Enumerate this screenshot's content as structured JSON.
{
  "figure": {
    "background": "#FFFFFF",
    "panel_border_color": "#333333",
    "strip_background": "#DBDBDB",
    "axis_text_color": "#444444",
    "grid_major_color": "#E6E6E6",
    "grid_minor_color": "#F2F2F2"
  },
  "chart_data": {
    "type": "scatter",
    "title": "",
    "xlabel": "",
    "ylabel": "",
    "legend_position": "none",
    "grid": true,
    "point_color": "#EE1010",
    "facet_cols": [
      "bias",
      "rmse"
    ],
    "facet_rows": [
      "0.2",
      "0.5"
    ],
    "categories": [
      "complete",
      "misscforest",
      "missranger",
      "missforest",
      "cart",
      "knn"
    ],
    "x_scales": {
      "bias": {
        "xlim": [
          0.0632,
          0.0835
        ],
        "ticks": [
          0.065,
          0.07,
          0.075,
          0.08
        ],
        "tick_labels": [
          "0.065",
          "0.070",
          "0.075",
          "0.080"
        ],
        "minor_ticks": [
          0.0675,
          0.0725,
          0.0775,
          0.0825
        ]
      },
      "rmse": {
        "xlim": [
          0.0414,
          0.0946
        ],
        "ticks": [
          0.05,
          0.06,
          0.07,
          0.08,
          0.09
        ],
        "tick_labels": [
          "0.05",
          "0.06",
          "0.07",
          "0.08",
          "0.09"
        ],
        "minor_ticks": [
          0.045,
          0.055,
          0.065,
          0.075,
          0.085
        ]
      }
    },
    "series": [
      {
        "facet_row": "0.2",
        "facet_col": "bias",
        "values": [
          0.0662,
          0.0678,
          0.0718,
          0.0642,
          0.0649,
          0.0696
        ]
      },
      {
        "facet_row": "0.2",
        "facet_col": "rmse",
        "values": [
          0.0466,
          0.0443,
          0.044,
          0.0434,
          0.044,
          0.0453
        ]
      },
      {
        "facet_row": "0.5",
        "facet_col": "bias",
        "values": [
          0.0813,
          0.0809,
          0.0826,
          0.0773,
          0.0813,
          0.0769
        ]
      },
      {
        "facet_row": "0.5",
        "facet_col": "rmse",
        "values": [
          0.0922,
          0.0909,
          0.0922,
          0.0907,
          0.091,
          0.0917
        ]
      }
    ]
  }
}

***

**PROBLEM**
Find every line above that contains the word "rmse", and return each one.

**WORKED SOLUTION**
      "rmse"
      "rmse": {
        "facet_col": "rmse",
        "facet_col": "rmse",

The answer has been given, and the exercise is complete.